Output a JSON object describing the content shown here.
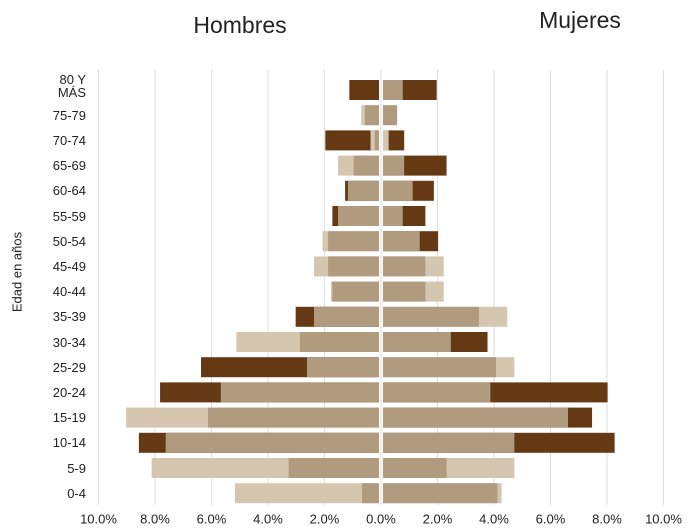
{
  "chart_data": {
    "type": "pyramid",
    "left_title": "Hombres",
    "right_title": "Mujeres",
    "y_label": "Edad en años",
    "categories": [
      "80 Y MÁS",
      "75-79",
      "70-74",
      "65-69",
      "60-64",
      "55-59",
      "50-54",
      "45-49",
      "40-44",
      "35-39",
      "30-34",
      "25-29",
      "20-24",
      "15-19",
      "10-14",
      "5-9",
      "0-4"
    ],
    "left_series": [
      {
        "color": "#d5c6b0",
        "values": [
          null,
          0.63,
          0.3,
          1.45,
          null,
          null,
          2.0,
          2.3,
          1.7,
          null,
          5.05,
          null,
          null,
          8.95,
          null,
          8.05,
          5.1
        ]
      },
      {
        "color": "#b19b7f",
        "values": [
          null,
          0.5,
          0.15,
          0.9,
          1.1,
          1.45,
          1.8,
          1.8,
          1.65,
          2.3,
          2.8,
          2.55,
          5.6,
          6.05,
          7.55,
          3.2,
          0.6
        ]
      },
      {
        "color": "#643913",
        "values": [
          1.05,
          null,
          1.9,
          null,
          1.2,
          1.65,
          null,
          null,
          null,
          2.95,
          null,
          6.3,
          7.75,
          null,
          8.5,
          null,
          null
        ]
      }
    ],
    "right_series": [
      {
        "color": "#d5c6b0",
        "values": [
          null,
          null,
          0.2,
          null,
          null,
          null,
          null,
          2.15,
          2.15,
          4.4,
          null,
          4.65,
          null,
          null,
          null,
          4.65,
          4.2
        ]
      },
      {
        "color": "#b19b7f",
        "values": [
          0.7,
          0.5,
          null,
          0.75,
          1.05,
          0.7,
          1.3,
          1.5,
          1.5,
          3.4,
          2.4,
          4.0,
          3.8,
          6.55,
          4.65,
          2.25,
          4.05
        ]
      },
      {
        "color": "#643913",
        "values": [
          1.9,
          null,
          0.75,
          2.25,
          1.8,
          1.5,
          1.95,
          null,
          null,
          null,
          3.7,
          null,
          7.95,
          7.4,
          8.2,
          null,
          null
        ]
      }
    ],
    "xlim": [
      -10,
      10
    ],
    "xticks": [
      {
        "value": -10,
        "label": "10.0%"
      },
      {
        "value": -8,
        "label": "8.0%"
      },
      {
        "value": -6,
        "label": "6.0%"
      },
      {
        "value": -4,
        "label": "4.0%"
      },
      {
        "value": -2,
        "label": "2.0%"
      },
      {
        "value": 0,
        "label": "0.0%"
      },
      {
        "value": 2,
        "label": "2.0%"
      },
      {
        "value": 4,
        "label": "4.0%"
      },
      {
        "value": 6,
        "label": "6.0%"
      },
      {
        "value": 8,
        "label": "8.0%"
      },
      {
        "value": 10,
        "label": "10.0%"
      }
    ],
    "grid": true
  }
}
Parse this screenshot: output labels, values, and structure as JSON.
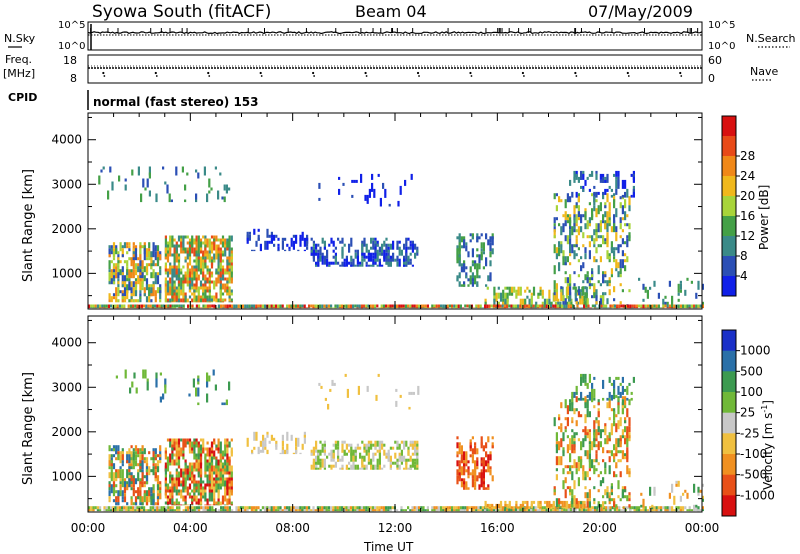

# # # # #

Please write out all the data again word for word, but not the pictures.

Output a JSON object describing the content shown here.
{
  "chart_data": {
    "type": "pyramid",
    "left_title": "Hombres",
    "right_title": "Mujeres",
    "y_label": "Edad en años",
    "categories": [
      "80 Y MÁS",
      "75-79",
      "70-74",
      "65-69",
      "60-64",
      "55-59",
      "50-54",
      "45-49",
      "40-44",
      "35-39",
      "30-34",
      "25-29",
      "20-24",
      "15-19",
      "10-14",
      "5-9",
      "0-4"
    ],
    "left_series": [
      {
        "color": "#d5c6b0",
        "values": [
          null,
          0.63,
          0.3,
          1.45,
          null,
          null,
          2.0,
          2.3,
          1.7,
          null,
          5.05,
          null,
          null,
          8.95,
          null,
          8.05,
          5.1
        ]
      },
      {
        "color": "#b19b7f",
        "values": [
          null,
          0.5,
          0.15,
          0.9,
          1.1,
          1.45,
          1.8,
          1.8,
          1.65,
          2.3,
          2.8,
          2.55,
          5.6,
          6.05,
          7.55,
          3.2,
          0.6
        ]
      },
      {
        "color": "#643913",
        "values": [
          1.05,
          null,
          1.9,
          null,
          1.2,
          1.65,
          null,
          null,
          null,
          2.95,
          null,
          6.3,
          7.75,
          null,
          8.5,
          null,
          null
        ]
      }
    ],
    "right_series": [
      {
        "color": "#d5c6b0",
        "values": [
          null,
          null,
          0.2,
          null,
          null,
          null,
          null,
          2.15,
          2.15,
          4.4,
          null,
          4.65,
          null,
          null,
          null,
          4.65,
          4.2
        ]
      },
      {
        "color": "#b19b7f",
        "values": [
          0.7,
          0.5,
          null,
          0.75,
          1.05,
          0.7,
          1.3,
          1.5,
          1.5,
          3.4,
          2.4,
          4.0,
          3.8,
          6.55,
          4.65,
          2.25,
          4.05
        ]
      },
      {
        "color": "#643913",
        "values": [
          1.9,
          null,
          0.75,
          2.25,
          1.8,
          1.5,
          1.95,
          null,
          null,
          null,
          3.7,
          null,
          7.95,
          7.4,
          8.2,
          null,
          null
        ]
      }
    ],
    "xlim": [
      -10,
      10
    ],
    "xticks": [
      {
        "value": -10,
        "label": "10.0%"
      },
      {
        "value": -8,
        "label": "8.0%"
      },
      {
        "value": -6,
        "label": "6.0%"
      },
      {
        "value": -4,
        "label": "4.0%"
      },
      {
        "value": -2,
        "label": "2.0%"
      },
      {
        "value": 0,
        "label": "0.0%"
      },
      {
        "value": 2,
        "label": "2.0%"
      },
      {
        "value": 4,
        "label": "4.0%"
      },
      {
        "value": 6,
        "label": "6.0%"
      },
      {
        "value": 8,
        "label": "8.0%"
      },
      {
        "value": 10,
        "label": "10.0%"
      }
    ],
    "grid": true
  }
}
Parse this screenshot: output labels, values, and structure as JSON.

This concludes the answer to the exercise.